What you have to do => Rewrite the records from the line containing "Localize all elements." through the line containing "entry-mandamento [110, 826, 674, 884]", putting "Answer format" in place of "Output format" and leaving everything else unchanged. Give back only those lines.

Available data =>
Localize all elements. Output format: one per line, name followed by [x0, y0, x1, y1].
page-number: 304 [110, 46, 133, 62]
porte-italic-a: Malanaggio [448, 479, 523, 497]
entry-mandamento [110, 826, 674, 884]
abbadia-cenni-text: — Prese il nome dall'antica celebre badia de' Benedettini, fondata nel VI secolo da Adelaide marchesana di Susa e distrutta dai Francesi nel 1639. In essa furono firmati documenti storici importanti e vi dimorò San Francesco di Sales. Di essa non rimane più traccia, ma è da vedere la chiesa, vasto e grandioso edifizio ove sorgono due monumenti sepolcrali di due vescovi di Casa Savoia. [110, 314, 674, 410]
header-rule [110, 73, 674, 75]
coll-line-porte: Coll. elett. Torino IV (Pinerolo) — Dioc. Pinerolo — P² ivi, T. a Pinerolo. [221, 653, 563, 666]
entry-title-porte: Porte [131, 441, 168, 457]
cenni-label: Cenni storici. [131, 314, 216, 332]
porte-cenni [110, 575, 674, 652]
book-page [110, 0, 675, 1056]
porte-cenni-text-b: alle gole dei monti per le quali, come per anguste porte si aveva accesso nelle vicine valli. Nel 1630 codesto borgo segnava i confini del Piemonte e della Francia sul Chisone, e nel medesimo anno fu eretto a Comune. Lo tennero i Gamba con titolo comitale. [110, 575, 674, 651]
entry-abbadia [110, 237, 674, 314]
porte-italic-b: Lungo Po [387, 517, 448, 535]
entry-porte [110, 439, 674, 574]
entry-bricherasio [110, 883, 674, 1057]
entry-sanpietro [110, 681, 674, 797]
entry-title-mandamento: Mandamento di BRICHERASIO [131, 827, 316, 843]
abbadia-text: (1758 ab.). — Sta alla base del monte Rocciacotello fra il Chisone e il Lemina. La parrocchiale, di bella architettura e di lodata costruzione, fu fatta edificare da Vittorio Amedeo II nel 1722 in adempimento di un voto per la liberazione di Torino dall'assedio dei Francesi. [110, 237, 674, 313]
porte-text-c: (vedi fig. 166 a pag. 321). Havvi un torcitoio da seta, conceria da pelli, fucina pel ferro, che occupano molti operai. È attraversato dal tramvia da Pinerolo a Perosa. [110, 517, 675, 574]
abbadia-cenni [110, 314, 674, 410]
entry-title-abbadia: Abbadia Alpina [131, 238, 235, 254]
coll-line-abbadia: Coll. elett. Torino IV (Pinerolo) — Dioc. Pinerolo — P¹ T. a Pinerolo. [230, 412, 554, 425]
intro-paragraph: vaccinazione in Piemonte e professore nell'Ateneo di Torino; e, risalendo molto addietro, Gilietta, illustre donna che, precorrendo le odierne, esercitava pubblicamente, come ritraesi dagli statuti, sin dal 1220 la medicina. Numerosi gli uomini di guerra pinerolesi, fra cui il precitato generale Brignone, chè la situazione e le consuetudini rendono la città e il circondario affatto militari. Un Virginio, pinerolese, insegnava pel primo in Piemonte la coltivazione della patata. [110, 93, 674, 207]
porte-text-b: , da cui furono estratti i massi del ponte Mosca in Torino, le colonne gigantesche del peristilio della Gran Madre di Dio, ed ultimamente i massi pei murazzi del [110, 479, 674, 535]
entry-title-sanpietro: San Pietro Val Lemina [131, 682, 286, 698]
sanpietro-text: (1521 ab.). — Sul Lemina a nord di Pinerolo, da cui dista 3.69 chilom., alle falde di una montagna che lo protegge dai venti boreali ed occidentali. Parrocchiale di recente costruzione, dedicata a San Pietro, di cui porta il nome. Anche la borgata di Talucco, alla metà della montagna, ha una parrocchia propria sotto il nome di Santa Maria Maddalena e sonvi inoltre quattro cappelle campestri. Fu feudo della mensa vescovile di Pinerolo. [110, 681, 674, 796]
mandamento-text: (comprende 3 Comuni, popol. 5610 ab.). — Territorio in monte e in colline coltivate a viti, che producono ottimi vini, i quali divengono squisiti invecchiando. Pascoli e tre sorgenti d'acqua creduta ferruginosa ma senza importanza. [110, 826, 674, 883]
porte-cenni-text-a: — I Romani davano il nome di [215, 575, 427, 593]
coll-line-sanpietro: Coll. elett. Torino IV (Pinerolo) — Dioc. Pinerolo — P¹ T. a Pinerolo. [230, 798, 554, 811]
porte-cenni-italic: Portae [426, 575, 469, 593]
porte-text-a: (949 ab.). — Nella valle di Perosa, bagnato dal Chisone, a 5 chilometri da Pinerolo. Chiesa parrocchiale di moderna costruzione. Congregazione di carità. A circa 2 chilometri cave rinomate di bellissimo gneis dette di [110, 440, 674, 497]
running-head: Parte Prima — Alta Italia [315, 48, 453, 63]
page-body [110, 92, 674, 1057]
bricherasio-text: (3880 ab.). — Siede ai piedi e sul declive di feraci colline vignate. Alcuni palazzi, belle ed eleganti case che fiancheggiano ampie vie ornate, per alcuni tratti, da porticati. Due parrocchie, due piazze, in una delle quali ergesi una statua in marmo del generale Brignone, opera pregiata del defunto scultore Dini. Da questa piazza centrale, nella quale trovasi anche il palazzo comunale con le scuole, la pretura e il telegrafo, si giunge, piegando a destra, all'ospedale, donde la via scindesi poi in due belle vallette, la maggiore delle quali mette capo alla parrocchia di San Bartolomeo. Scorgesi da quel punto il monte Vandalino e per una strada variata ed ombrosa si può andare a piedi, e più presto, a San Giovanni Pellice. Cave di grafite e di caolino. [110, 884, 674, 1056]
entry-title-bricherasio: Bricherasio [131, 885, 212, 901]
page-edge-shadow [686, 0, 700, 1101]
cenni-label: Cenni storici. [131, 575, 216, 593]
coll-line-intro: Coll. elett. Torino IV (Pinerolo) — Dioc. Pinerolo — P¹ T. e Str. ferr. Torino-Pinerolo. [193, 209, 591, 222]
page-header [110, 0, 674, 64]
--
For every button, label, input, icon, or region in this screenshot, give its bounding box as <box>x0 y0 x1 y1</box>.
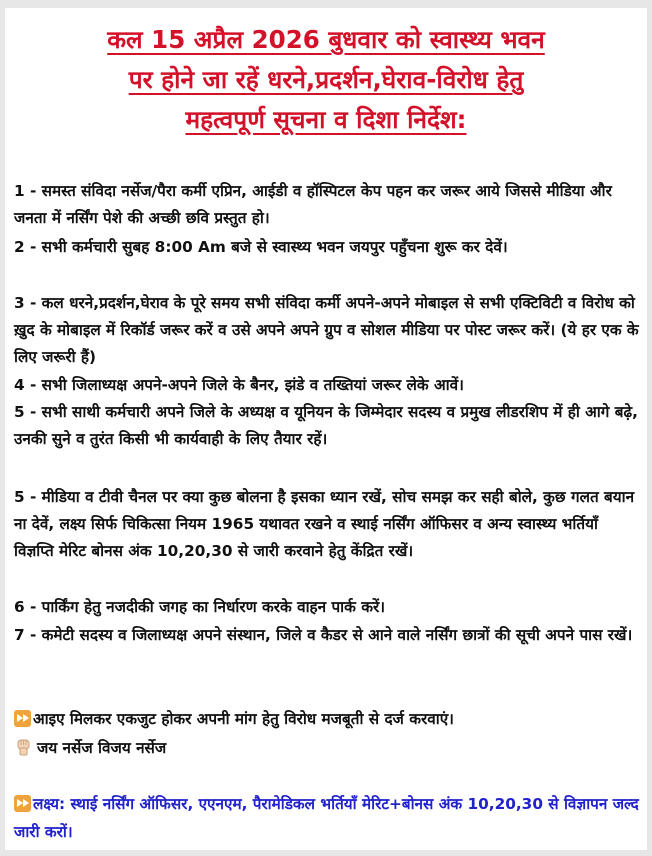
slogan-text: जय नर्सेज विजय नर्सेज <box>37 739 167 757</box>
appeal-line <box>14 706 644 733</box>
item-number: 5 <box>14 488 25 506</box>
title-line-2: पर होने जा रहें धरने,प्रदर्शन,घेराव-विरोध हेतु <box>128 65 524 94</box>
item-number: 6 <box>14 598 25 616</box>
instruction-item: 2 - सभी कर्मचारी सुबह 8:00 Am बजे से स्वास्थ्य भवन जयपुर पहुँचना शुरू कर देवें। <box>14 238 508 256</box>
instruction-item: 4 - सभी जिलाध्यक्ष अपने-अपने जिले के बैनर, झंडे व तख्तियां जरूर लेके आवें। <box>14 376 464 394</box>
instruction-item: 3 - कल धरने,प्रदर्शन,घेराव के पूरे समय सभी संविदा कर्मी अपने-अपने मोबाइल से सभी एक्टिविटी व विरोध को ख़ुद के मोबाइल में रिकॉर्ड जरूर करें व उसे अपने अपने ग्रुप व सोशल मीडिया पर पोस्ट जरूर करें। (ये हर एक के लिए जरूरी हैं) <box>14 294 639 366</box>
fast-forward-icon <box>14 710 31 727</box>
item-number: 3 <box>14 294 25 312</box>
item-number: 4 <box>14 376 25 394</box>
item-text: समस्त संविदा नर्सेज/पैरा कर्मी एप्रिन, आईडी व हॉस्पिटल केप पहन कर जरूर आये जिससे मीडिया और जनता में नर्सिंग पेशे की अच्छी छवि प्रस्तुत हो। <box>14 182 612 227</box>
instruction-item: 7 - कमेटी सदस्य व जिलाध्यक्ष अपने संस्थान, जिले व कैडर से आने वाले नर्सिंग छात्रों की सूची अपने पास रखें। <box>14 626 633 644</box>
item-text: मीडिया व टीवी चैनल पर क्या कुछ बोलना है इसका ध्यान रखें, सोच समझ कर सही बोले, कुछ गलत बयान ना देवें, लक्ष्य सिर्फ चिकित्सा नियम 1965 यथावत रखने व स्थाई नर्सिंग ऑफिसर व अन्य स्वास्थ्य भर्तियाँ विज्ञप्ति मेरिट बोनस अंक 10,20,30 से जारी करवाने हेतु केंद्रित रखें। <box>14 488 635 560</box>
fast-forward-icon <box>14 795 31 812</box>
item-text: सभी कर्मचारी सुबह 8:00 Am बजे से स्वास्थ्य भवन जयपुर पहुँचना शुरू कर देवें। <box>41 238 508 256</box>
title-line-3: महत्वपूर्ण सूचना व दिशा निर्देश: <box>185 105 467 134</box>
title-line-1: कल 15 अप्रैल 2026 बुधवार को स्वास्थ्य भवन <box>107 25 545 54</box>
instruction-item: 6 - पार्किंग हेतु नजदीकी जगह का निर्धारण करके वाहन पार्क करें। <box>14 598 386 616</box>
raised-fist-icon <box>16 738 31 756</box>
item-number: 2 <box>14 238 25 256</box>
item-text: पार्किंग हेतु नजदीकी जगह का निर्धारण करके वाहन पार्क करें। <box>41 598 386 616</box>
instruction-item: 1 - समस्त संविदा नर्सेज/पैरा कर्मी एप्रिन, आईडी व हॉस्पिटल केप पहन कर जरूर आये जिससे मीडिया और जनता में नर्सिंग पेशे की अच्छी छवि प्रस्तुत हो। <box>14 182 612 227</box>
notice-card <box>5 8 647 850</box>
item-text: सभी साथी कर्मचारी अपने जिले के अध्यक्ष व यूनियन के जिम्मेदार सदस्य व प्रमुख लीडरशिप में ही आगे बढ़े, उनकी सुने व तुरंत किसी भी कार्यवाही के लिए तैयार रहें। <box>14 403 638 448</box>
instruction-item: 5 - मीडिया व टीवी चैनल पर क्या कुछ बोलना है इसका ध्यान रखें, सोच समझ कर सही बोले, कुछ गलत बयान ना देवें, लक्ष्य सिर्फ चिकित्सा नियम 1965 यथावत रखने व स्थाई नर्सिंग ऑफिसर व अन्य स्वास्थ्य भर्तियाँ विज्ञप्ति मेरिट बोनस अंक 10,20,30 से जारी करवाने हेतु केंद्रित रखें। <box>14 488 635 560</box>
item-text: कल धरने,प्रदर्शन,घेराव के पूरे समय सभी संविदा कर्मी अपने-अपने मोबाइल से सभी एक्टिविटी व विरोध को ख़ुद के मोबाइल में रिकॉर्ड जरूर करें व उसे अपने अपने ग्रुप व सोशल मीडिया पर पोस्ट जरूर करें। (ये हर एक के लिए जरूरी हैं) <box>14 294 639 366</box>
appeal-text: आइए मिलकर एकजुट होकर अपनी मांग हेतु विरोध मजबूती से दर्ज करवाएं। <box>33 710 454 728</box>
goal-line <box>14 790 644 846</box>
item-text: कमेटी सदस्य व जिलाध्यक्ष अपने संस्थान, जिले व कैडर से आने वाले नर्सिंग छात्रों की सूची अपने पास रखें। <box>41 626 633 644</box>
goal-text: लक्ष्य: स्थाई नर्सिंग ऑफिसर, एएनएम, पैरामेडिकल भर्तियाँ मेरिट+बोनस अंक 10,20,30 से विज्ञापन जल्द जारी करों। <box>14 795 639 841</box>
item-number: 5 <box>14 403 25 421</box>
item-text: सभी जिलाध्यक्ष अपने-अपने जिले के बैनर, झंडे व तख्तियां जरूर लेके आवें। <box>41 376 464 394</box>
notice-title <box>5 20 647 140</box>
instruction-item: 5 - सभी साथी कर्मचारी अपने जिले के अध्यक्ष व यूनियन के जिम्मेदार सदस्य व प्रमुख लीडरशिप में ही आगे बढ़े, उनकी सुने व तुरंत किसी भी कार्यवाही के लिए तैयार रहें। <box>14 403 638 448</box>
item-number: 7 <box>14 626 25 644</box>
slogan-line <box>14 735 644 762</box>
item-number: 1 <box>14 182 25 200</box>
---
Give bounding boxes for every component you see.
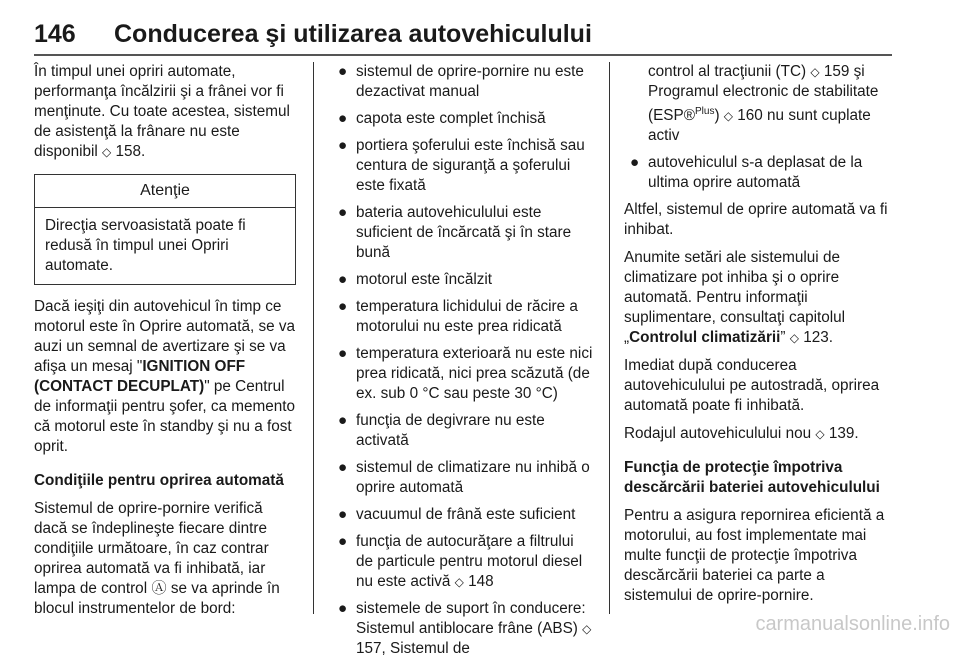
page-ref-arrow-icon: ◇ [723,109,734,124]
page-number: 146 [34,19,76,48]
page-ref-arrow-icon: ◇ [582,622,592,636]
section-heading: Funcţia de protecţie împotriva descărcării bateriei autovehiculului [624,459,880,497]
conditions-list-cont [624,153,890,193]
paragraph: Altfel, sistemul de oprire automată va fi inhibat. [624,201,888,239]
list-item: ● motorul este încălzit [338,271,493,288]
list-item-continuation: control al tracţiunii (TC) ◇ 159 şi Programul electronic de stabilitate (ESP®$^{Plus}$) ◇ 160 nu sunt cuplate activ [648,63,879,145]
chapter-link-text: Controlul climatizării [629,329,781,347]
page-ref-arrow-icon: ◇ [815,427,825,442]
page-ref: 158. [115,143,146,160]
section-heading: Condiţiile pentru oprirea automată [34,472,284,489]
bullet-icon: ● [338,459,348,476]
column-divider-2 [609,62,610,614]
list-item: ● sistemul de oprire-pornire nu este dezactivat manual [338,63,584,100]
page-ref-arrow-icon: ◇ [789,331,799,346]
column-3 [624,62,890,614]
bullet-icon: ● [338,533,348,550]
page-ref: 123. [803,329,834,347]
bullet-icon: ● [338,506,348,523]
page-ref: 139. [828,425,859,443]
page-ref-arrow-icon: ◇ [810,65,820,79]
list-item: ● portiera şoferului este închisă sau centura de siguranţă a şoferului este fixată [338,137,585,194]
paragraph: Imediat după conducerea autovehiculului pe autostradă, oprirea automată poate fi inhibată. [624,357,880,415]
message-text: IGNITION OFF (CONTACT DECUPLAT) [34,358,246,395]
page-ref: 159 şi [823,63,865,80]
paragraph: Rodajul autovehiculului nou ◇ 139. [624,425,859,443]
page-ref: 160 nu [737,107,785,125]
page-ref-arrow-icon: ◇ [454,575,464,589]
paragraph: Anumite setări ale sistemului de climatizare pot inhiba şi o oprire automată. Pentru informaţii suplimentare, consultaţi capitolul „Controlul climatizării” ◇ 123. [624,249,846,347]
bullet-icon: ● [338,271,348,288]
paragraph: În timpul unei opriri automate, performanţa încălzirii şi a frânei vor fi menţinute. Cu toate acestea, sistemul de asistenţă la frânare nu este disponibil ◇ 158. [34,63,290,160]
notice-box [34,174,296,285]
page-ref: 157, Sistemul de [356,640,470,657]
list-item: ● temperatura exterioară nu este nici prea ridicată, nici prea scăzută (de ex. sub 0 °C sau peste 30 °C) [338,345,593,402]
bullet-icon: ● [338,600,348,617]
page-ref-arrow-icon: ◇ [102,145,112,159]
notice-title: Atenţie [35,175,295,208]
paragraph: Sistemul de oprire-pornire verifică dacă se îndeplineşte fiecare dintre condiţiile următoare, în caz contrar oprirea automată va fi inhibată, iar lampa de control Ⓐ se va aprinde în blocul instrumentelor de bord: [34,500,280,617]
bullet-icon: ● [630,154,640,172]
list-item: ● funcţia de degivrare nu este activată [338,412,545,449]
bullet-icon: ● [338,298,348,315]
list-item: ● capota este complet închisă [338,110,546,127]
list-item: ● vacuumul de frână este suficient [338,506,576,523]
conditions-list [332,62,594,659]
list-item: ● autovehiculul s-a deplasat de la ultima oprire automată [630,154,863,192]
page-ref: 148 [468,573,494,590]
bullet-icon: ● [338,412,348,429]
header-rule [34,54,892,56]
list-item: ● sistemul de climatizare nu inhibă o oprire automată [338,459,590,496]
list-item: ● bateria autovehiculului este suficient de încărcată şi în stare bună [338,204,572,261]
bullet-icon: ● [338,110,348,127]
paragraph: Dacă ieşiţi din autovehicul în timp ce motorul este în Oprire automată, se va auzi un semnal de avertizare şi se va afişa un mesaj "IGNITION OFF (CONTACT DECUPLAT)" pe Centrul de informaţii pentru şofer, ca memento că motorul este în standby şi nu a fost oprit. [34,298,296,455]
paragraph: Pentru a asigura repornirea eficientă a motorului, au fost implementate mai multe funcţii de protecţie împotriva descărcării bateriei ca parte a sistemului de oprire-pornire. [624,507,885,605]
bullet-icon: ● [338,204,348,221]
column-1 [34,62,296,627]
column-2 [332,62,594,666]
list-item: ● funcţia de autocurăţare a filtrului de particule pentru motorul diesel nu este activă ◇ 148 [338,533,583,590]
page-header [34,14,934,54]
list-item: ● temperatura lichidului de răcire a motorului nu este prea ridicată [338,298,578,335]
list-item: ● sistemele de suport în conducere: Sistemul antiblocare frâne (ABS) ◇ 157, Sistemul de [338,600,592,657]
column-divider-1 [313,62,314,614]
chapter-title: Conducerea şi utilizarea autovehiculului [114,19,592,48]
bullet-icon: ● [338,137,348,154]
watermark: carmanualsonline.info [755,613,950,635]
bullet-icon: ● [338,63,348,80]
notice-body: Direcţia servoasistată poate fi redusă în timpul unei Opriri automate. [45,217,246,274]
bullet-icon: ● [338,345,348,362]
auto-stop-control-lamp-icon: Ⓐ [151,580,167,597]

Written reply =>
Localize all elements. Answer format: one per line, name followed by [x0, y0, x1, y1].
page-number: 304 [110, 46, 133, 62]
porte-italic-a: Malanaggio [448, 479, 523, 497]
entry-mandamento [110, 826, 674, 884]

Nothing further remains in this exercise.